Your objective. Repeat, line for line, the entries printed below.

Entries shown.
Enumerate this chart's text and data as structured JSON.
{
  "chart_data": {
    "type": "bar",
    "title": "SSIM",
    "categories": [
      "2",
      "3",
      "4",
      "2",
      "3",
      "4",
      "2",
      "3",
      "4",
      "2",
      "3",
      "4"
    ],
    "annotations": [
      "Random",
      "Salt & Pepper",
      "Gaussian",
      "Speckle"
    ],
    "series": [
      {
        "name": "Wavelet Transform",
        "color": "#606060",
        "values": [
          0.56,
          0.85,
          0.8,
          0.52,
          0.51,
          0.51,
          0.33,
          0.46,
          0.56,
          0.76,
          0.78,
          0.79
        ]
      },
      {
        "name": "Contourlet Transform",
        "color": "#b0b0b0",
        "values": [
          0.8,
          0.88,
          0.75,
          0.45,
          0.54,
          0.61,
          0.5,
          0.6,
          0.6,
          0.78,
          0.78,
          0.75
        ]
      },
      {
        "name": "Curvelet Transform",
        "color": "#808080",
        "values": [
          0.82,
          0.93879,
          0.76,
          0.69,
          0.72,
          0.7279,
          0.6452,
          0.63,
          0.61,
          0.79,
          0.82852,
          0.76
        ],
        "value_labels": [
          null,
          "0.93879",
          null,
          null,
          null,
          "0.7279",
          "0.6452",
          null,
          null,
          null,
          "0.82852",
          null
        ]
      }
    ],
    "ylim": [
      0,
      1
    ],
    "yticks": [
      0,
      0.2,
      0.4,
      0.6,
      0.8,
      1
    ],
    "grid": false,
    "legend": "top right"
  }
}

Result.
Enumerate this chart's text and data as structured JSON.
{
  "chart_data": {
    "type": "bar",
    "title": "SSIM",
    "categories": [
      "2",
      "3",
      "4",
      "2",
      "3",
      "4",
      "2",
      "3",
      "4",
      "2",
      "3",
      "4"
    ],
    "annotations": [
      "Random",
      "Salt & Pepper",
      "Gaussian",
      "Speckle"
    ],
    "series": [
      {
        "name": "Wavelet Transform",
        "color": "#606060",
        "values": [
          0.56,
          0.85,
          0.8,
          0.52,
          0.51,
          0.51,
          0.33,
          0.46,
          0.56,
          0.76,
          0.78,
          0.79
        ]
      },
      {
        "name": "Contourlet Transform",
        "color": "#b0b0b0",
        "values": [
          0.8,
          0.88,
          0.75,
          0.45,
          0.54,
          0.61,
          0.5,
          0.6,
          0.6,
          0.78,
          0.78,
          0.75
        ]
      },
      {
        "name": "Curvelet Transform",
        "color": "#808080",
        "values": [
          0.82,
          0.93879,
          0.76,
          0.69,
          0.72,
          0.7279,
          0.6452,
          0.63,
          0.61,
          0.79,
          0.82852,
          0.76
        ],
        "value_labels": [
          null,
          "0.93879",
          null,
          null,
          null,
          "0.7279",
          "0.6452",
          null,
          null,
          null,
          "0.82852",
          null
        ]
      }
    ],
    "ylim": [
      0,
      1
    ],
    "yticks": [
      0,
      0.2,
      0.4,
      0.6,
      0.8,
      1
    ],
    "grid": false,
    "legend": "top right"
  }
}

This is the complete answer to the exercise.